## Brief
Work out the number of lines containing "text". Give that number alone.

## Given records
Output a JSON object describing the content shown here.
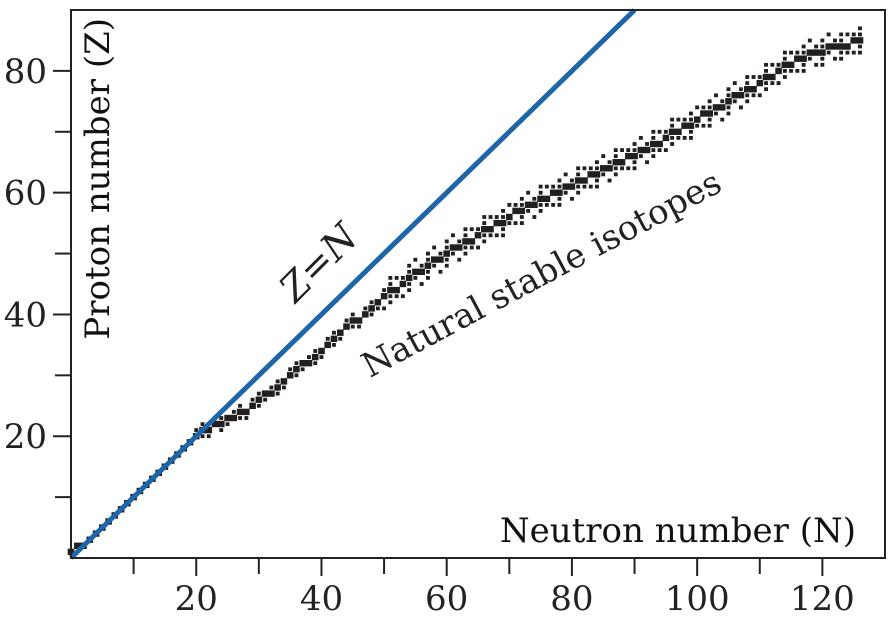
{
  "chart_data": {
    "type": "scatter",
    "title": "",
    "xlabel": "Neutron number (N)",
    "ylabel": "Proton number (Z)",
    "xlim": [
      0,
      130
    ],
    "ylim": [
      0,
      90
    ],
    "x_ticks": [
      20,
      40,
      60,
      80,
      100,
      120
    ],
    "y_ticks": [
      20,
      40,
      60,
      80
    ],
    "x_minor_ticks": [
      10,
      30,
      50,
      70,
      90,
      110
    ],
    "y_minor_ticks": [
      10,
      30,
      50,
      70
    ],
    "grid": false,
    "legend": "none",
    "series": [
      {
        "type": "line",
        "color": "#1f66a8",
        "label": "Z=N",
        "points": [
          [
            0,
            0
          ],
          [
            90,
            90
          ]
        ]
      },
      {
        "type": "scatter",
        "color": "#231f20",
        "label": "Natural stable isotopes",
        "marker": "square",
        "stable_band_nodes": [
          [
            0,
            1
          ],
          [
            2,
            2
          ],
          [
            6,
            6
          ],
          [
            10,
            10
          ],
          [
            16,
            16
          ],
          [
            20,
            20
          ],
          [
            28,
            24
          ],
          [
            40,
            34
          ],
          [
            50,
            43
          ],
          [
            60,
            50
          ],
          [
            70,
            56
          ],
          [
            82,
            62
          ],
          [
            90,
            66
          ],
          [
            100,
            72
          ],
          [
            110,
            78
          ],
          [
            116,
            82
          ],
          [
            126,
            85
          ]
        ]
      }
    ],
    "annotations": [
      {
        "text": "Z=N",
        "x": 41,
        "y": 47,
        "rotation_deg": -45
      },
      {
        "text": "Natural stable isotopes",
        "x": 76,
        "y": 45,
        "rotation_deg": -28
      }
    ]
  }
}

## Solution
2